__TO DO__
Drop the pictures from the entries below, then reproduce the rest exactly.

__PROVIDED DATA__
········

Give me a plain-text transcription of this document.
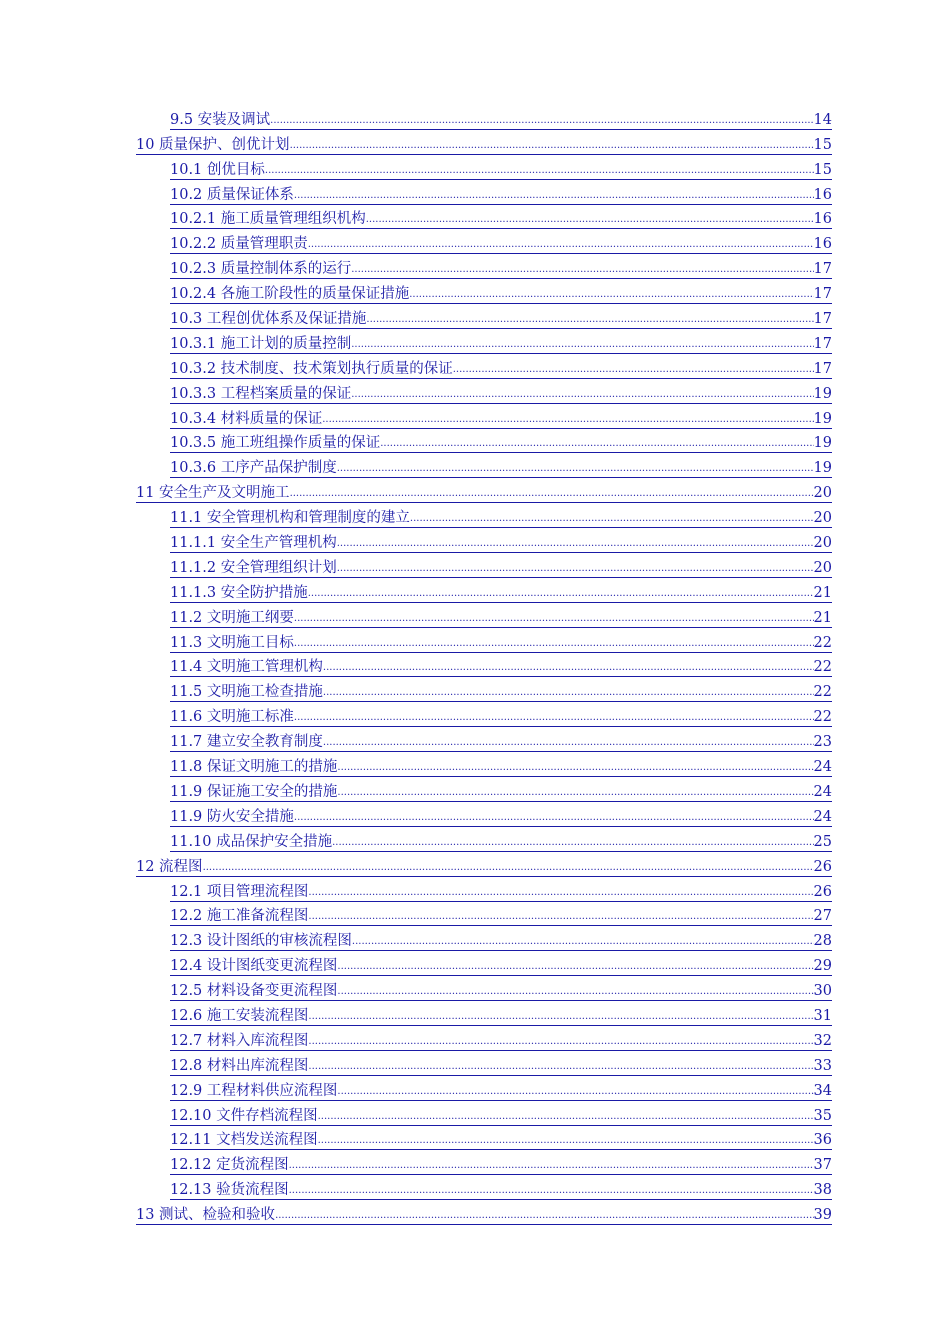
9.5 安装及调试 .....	14
10 质量保护、创优计划 .....	15
10.1 创优目标 .....	15
10.2 质量保证体系 .....	16
10.2.1 施工质量管理组织机构 .....	16
10.2.2 质量管理职责 .....	16
10.2.3 质量控制体系的运行 .....	17
10.2.4 各施工阶段性的质量保证措施 .....	17
10.3 工程创优体系及保证措施 .....	17
10.3.1 施工计划的质量控制 .....	17
10.3.2 技术制度、技术策划执行质量的保证 .....	17
10.3.3 工程档案质量的保证 .....	19
10.3.4 材料质量的保证 .....	19
10.3.5 施工班组操作质量的保证 .....	19
10.3.6 工序产品保护制度 .....	19
11 安全生产及文明施工 .....	20
11.1 安全管理机构和管理制度的建立 .....	20
11.1.1 安全生产管理机构 .....	20
11.1.2 安全管理组织计划 .....	20
11.1.3 安全防护措施 .....	21
11.2 文明施工纲要 .....	21
11.3 文明施工目标 .....	22
11.4 文明施工管理机构 .....	22
11.5 文明施工检查措施 .....	22
11.6 文明施工标准 .....	22
11.7 建立安全教育制度 .....	23
11.8 保证文明施工的措施 .....	24
11.9 保证施工安全的措施 .....	24
11.9 防火安全措施 .....	24
11.10 成品保护安全措施 .....	25
12 流程图 .....	26
12.1 项目管理流程图 .....	26
12.2 施工准备流程图 .....	27
12.3 设计图纸的审核流程图 .....	28
12.4 设计图纸变更流程图 .....	29
12.5 材料设备变更流程图 .....	30
12.6 施工安装流程图 .....	31
12.7 材料入库流程图 .....	32
12.8 材料出库流程图 .....	33
12.9 工程材料供应流程图 .....	34
12.10 文件存档流程图 .....	35
12.11 文档发送流程图 .....	36
12.12 定货流程图 .....	37
12.13 验货流程图 .....	38
13 测试、检验和验收 .....	39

········

__ANSWER TO THIS PROBLEM__
Give me a plain-text transcription of this document.
9.5 安装及调试 .....	14
10 质量保护、创优计划 .....	15
10.1 创优目标 .....	15
10.2 质量保证体系 .....	16
10.2.1 施工质量管理组织机构 .....	16
10.2.2 质量管理职责 .....	16
10.2.3 质量控制体系的运行 .....	17
10.2.4 各施工阶段性的质量保证措施 .....	17
10.3 工程创优体系及保证措施 .....	17
10.3.1 施工计划的质量控制 .....	17
10.3.2 技术制度、技术策划执行质量的保证 .....	17
10.3.3 工程档案质量的保证 .....	19
10.3.4 材料质量的保证 .....	19
10.3.5 施工班组操作质量的保证 .....	19
10.3.6 工序产品保护制度 .....	19
11 安全生产及文明施工 .....	20
11.1 安全管理机构和管理制度的建立 .....	20
11.1.1 安全生产管理机构 .....	20
11.1.2 安全管理组织计划 .....	20
11.1.3 安全防护措施 .....	21
11.2 文明施工纲要 .....	21
11.3 文明施工目标 .....	22
11.4 文明施工管理机构 .....	22
11.5 文明施工检查措施 .....	22
11.6 文明施工标准 .....	22
11.7 建立安全教育制度 .....	23
11.8 保证文明施工的措施 .....	24
11.9 保证施工安全的措施 .....	24
11.9 防火安全措施 .....	24
11.10 成品保护安全措施 .....	25
12 流程图 .....	26
12.1 项目管理流程图 .....	26
12.2 施工准备流程图 .....	27
12.3 设计图纸的审核流程图 .....	28
12.4 设计图纸变更流程图 .....	29
12.5 材料设备变更流程图 .....	30
12.6 施工安装流程图 .....	31
12.7 材料入库流程图 .....	32
12.8 材料出库流程图 .....	33
12.9 工程材料供应流程图 .....	34
12.10 文件存档流程图 .....	35
12.11 文档发送流程图 .....	36
12.12 定货流程图 .....	37
12.13 验货流程图 .....	38
13 测试、检验和验收 .....	39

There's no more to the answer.